[Tutor] Starbucks does not use two-phase commit

Todd Maynard python-tutor at toddmaynard.com
Sun Jan 22 15:52:23 CET 2006


Well Danny, now I know how I am gonna spend my Sunday....

Thanks for the great explanation and the resources.   Of course do you think I 
could manage to get the code to break - of course not.... Usually I have the 
opposite problem.  Anyways I think that your explanation makes perfect sense.

My problem with your original code is that _jobLoop could sometimes return 
when there where still jobs (from separateCaller) still left in the queue.  
When separateCaller tried to ticket.claim , the self.result = self.q.get() 
would block, causing the program to hang indefinitely.  This is what I was 
trying to prevent by using the timeout in the get() call and then handling 
the possible Empty exception. 

I am now gonna play with this some more to see if I can build a robust/clean 
coffeeshop framework, with customers placing orders with a cashier , the 
cashier passing the orders to a barista and the barista processing the orders 
and delivering to the customers.  The idea of course being that the 
customers, cashier, and baristas each run in different threads.  Then to 
enhance with multiple cashiers and baristas....

but first I need to put another pot of coffee on.

_Data:_
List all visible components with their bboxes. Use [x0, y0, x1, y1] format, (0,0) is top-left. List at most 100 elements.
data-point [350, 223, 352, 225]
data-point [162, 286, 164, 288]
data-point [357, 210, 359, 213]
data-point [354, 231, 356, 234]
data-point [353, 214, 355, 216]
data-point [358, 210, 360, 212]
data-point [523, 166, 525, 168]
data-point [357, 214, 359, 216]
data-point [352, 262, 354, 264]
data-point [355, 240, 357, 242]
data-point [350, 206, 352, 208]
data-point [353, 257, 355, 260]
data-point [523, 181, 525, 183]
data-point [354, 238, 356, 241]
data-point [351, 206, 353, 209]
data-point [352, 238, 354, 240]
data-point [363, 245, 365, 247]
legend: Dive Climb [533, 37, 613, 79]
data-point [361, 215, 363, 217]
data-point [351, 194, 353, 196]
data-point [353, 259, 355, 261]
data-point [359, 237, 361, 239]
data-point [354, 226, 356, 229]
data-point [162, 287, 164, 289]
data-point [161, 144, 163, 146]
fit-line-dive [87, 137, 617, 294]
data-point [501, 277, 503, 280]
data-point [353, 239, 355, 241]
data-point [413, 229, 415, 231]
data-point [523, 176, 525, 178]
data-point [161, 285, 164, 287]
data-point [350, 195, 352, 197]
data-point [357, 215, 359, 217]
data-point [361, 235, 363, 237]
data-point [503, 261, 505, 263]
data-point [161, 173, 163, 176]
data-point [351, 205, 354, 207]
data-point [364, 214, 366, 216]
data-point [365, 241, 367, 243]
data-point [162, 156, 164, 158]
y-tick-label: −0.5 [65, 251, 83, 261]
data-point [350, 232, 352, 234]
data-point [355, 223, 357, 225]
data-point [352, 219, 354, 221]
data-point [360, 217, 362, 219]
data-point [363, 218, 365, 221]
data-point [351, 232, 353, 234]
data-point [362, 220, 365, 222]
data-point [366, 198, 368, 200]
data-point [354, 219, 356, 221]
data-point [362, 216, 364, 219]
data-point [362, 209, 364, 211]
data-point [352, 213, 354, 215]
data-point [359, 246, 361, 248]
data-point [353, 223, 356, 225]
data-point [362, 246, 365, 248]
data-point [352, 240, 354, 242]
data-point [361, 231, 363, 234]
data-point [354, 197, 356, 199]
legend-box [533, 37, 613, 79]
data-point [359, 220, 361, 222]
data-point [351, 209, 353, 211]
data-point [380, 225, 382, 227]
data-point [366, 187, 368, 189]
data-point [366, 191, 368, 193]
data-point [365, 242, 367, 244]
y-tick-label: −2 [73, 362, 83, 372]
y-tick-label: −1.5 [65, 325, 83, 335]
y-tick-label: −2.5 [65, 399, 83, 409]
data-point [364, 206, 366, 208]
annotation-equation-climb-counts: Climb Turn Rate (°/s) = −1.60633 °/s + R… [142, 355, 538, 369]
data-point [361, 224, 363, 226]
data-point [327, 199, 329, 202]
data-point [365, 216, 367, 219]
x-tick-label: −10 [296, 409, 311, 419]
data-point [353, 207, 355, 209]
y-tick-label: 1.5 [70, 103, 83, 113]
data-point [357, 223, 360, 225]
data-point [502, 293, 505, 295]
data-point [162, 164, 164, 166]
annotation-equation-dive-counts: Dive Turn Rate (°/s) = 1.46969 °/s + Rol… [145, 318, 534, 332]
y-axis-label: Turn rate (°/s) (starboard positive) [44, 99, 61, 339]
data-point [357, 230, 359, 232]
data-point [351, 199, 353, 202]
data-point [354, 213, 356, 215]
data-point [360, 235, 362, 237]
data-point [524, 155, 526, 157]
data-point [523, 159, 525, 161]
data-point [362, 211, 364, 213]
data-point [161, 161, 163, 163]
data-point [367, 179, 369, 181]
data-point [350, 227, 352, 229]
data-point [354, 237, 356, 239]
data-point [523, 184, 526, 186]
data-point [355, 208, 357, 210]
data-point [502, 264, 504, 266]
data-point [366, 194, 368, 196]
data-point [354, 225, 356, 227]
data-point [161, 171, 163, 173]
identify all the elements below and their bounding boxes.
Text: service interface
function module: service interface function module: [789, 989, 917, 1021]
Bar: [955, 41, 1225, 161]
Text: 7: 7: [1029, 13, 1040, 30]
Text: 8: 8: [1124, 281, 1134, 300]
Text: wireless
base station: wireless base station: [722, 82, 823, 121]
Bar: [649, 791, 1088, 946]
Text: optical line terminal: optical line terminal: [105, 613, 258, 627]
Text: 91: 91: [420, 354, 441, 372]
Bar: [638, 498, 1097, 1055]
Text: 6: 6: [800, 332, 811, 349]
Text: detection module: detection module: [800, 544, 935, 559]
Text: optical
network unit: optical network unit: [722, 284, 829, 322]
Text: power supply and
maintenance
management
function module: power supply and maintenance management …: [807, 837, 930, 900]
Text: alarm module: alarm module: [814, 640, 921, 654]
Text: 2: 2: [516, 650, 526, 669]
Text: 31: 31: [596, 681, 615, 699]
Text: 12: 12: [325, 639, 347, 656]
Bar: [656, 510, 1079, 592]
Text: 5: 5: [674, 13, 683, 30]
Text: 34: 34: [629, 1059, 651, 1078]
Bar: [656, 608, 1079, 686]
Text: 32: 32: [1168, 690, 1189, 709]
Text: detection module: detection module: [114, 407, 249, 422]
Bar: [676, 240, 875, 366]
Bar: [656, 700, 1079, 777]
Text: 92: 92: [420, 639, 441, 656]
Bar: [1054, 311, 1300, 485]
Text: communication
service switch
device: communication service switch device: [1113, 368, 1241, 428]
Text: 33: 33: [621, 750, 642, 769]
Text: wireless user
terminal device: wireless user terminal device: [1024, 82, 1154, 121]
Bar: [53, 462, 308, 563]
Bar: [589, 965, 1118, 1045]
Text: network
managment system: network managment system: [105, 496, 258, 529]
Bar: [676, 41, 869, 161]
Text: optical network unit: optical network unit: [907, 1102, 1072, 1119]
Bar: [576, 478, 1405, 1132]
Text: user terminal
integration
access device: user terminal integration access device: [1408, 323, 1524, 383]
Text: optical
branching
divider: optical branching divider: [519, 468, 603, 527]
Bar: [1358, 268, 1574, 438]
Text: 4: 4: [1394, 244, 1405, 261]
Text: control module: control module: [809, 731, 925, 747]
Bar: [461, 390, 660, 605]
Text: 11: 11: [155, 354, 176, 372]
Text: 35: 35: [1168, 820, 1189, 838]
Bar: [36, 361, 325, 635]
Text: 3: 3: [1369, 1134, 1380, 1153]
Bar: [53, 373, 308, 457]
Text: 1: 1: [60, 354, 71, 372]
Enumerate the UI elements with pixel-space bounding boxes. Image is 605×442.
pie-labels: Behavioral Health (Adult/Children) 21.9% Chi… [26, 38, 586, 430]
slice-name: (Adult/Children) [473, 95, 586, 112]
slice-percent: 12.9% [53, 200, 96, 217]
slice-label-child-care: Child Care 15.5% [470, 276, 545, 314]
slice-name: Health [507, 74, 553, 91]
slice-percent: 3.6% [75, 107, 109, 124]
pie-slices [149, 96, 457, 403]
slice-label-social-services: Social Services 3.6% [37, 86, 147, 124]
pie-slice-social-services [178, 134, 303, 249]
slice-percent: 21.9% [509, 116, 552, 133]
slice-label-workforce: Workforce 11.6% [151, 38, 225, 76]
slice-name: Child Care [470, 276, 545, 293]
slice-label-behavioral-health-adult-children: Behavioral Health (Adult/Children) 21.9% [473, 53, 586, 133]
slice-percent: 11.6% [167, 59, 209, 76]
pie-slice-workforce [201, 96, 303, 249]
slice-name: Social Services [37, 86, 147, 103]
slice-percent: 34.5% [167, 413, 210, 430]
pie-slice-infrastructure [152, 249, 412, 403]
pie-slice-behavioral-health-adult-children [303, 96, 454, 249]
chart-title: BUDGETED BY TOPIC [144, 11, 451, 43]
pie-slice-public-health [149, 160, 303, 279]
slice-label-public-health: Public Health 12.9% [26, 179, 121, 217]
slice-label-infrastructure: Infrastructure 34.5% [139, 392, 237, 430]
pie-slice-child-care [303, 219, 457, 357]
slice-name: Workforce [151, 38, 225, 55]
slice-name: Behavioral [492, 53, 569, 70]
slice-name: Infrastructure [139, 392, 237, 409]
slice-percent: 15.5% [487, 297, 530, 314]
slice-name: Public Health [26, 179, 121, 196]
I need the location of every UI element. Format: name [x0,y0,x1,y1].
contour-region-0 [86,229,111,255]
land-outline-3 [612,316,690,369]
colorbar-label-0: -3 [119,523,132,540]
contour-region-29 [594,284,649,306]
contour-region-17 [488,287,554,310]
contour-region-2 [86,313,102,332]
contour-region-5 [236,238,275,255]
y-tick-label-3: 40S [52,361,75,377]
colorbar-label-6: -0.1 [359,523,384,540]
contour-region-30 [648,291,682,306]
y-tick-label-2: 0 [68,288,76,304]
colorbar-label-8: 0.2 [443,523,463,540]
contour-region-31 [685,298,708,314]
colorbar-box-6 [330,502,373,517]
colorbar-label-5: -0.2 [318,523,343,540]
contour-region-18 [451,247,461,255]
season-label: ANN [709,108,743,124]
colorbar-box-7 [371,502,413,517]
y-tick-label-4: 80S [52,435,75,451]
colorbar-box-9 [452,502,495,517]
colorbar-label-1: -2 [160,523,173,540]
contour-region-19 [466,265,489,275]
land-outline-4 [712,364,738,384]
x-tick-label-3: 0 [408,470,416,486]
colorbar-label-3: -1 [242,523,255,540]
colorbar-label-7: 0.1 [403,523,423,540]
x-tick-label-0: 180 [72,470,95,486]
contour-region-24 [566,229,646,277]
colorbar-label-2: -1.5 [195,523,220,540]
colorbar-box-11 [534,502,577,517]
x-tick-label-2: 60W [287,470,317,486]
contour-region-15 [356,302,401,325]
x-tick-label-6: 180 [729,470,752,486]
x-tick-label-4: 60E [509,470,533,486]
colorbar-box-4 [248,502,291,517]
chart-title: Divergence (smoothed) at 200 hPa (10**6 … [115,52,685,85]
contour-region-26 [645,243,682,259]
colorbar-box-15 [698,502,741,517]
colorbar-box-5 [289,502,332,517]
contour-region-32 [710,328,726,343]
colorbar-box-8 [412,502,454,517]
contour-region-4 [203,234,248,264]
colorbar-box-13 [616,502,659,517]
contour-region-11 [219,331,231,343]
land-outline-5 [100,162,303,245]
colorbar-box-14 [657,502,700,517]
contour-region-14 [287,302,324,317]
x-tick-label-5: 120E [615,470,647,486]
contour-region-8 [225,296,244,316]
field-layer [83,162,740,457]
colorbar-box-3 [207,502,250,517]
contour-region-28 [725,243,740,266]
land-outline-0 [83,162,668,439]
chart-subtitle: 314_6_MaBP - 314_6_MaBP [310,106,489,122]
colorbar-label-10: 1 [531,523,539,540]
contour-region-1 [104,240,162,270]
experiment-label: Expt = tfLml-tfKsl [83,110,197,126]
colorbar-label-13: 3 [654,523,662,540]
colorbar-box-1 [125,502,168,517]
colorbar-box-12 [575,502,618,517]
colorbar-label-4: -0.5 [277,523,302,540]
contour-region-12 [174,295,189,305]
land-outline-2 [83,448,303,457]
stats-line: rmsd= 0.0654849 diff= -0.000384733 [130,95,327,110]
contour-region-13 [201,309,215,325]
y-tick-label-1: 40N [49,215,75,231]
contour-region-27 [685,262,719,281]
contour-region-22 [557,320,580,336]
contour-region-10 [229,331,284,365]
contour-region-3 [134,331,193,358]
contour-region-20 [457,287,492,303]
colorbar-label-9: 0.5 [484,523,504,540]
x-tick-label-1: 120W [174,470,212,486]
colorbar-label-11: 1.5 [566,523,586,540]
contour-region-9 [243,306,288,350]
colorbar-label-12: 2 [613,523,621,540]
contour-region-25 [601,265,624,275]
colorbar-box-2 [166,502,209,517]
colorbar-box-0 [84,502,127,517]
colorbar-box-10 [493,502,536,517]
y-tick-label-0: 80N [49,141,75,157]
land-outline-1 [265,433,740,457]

_Actions to take:_
- A) In the forum post on two-phase commit, what did the writer use to keep the program from hanging when separateCaller tried to claim its ticket?
- B) From the forum post on two-phase commit, extract the stretch from "Thanks for the" through "possible Empty exception.".

_Exercise results:_
- A) A timeout in the get() call, with handling for the possible Empty exception.

- B)
Thanks for the great explanation and the resources.   Of course do you think I 
could manage to get the code to break - of course not.... Usually I have the 
opposite problem.  Anyways I think that your explanation makes perfect sense.

My problem with your original code is that _jobLoop could sometimes return 
when there where still jobs (from separateCaller) still left in the queue.  
When separateCaller tried to ticket.claim , the self.result = self.q.get() 
would block, causing the program to hang indefinitely.  This is what I was 
trying to prevent by using the timeout in the get() call and then handling 
the possible Empty exception.